**Stated problem**
Print the entries in full, word for word, but not the pictures.

╭─ Source data

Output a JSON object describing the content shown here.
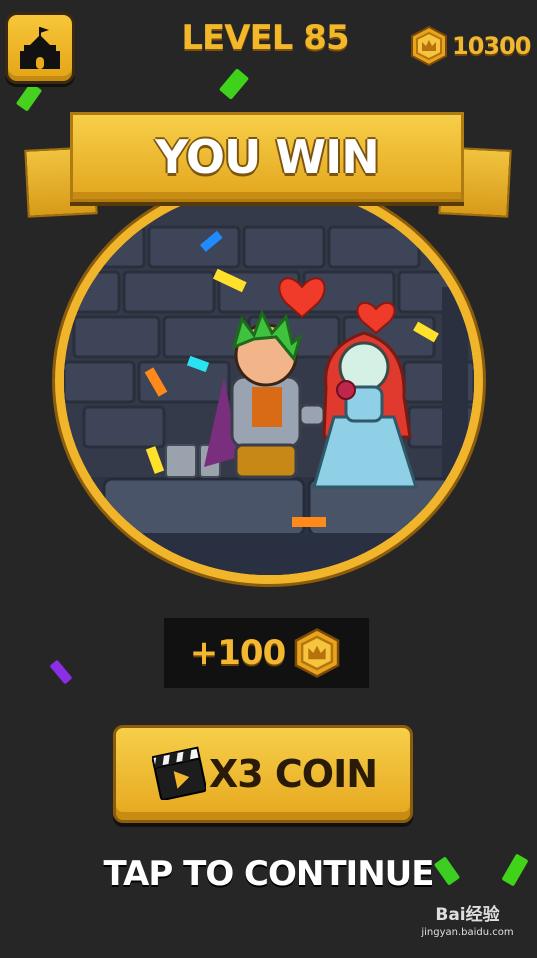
{
  "header": {
    "level_title": "LEVEL 85",
    "coin_total": "10300"
  },
  "banner": {
    "title": "YOU WIN"
  },
  "reward": {
    "amount": "+100"
  },
  "x3_button": {
    "label": "X3 COIN"
  },
  "footer": {
    "tap_to_continue": "TAP TO CONTINUE"
  },
  "watermark": {
    "main": "Bai经验",
    "sub": "jingyan.baidu.com"
  },
  "icons": [
    "castle-icon",
    "coin-icon",
    "video-clapper-icon",
    "heart-icon"
  ],
  "colors": {
    "gold": "#f0b52a",
    "background": "#262626",
    "reward_bg": "#111111"
  }
}
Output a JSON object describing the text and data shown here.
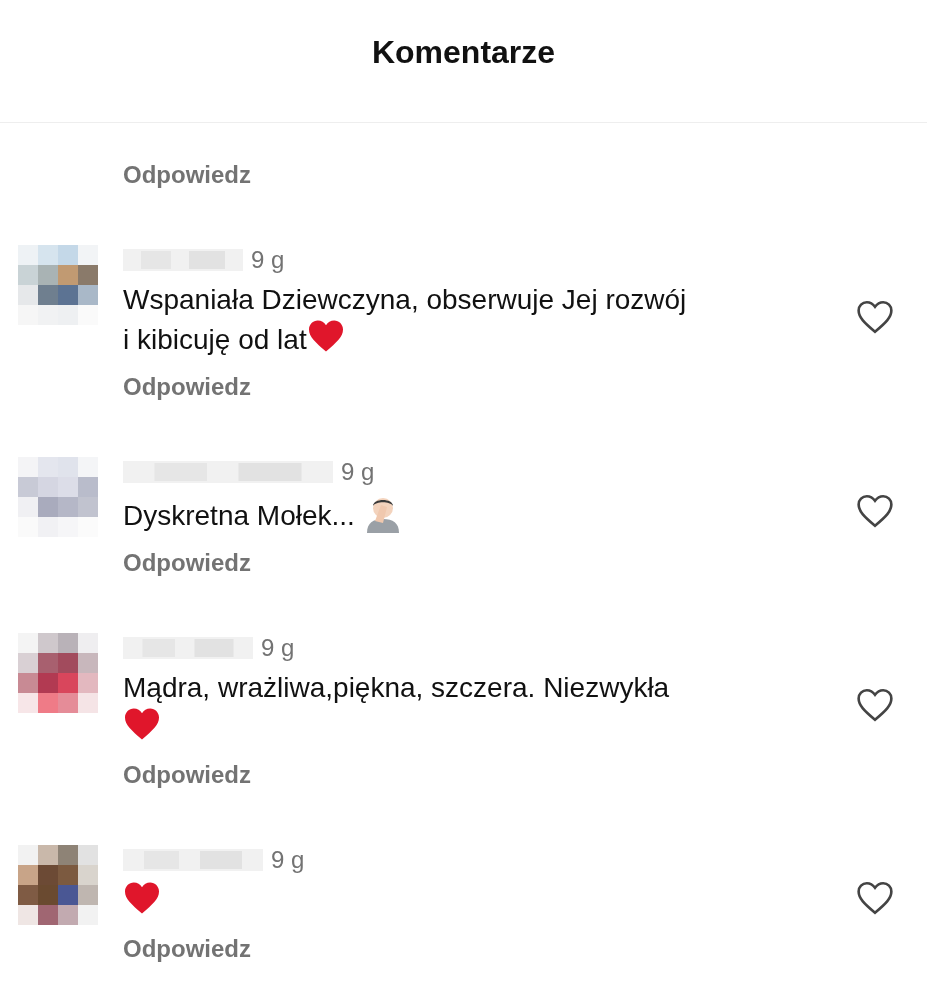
{
  "header": {
    "title": "Komentarze"
  },
  "partial_comment": {
    "reply": "Odpowiedz"
  },
  "comments": [
    {
      "time": "9 g",
      "lines": [
        [
          {
            "kind": "text",
            "text": "Wspaniała Dziewczyna, obserwuje Jej rozwój"
          }
        ],
        [
          {
            "kind": "text",
            "text": "i kibicuję od lat"
          },
          {
            "kind": "heart"
          }
        ]
      ],
      "reply": "Odpowiedz",
      "liked": false
    },
    {
      "time": "9 g",
      "lines": [
        [
          {
            "kind": "text",
            "text": "Dyskretna Mołek... "
          },
          {
            "kind": "facepalm"
          }
        ]
      ],
      "reply": "Odpowiedz",
      "liked": false
    },
    {
      "time": "9 g",
      "lines": [
        [
          {
            "kind": "text",
            "text": "Mądra, wrażliwa,piękna, szczera. Niezwykła"
          }
        ],
        [
          {
            "kind": "heart"
          }
        ]
      ],
      "reply": "Odpowiedz",
      "liked": false
    },
    {
      "time": "9 g",
      "lines": [
        [
          {
            "kind": "heart"
          }
        ]
      ],
      "reply": "Odpowiedz",
      "liked": false
    }
  ]
}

╰─

**Complete response**
Output a JSON object describing the content shown here.
{
  "header": {
    "level_title": "LEVEL 85",
    "coin_total": "10300"
  },
  "banner": {
    "title": "YOU WIN"
  },
  "reward": {
    "amount": "+100"
  },
  "x3_button": {
    "label": "X3 COIN"
  },
  "footer": {
    "tap_to_continue": "TAP TO CONTINUE"
  },
  "watermark": {
    "main": "Bai经验",
    "sub": "jingyan.baidu.com"
  },
  "icons": [
    "castle-icon",
    "coin-icon",
    "video-clapper-icon",
    "heart-icon"
  ],
  "colors": {
    "gold": "#f0b52a",
    "background": "#262626",
    "reward_bg": "#111111"
  }
}
Output a JSON object describing the text and data shown here.
{
  "header": {
    "title": "Komentarze"
  },
  "partial_comment": {
    "reply": "Odpowiedz"
  },
  "comments": [
    {
      "time": "9 g",
      "lines": [
        [
          {
            "kind": "text",
            "text": "Wspaniała Dziewczyna, obserwuje Jej rozwój"
          }
        ],
        [
          {
            "kind": "text",
            "text": "i kibicuję od lat"
          },
          {
            "kind": "heart"
          }
        ]
      ],
      "reply": "Odpowiedz",
      "liked": false
    },
    {
      "time": "9 g",
      "lines": [
        [
          {
            "kind": "text",
            "text": "Dyskretna Mołek... "
          },
          {
            "kind": "facepalm"
          }
        ]
      ],
      "reply": "Odpowiedz",
      "liked": false
    },
    {
      "time": "9 g",
      "lines": [
        [
          {
            "kind": "text",
            "text": "Mądra, wrażliwa,piękna, szczera. Niezwykła"
          }
        ],
        [
          {
            "kind": "heart"
          }
        ]
      ],
      "reply": "Odpowiedz",
      "liked": false
    },
    {
      "time": "9 g",
      "lines": [
        [
          {
            "kind": "heart"
          }
        ]
      ],
      "reply": "Odpowiedz",
      "liked": false
    }
  ]
}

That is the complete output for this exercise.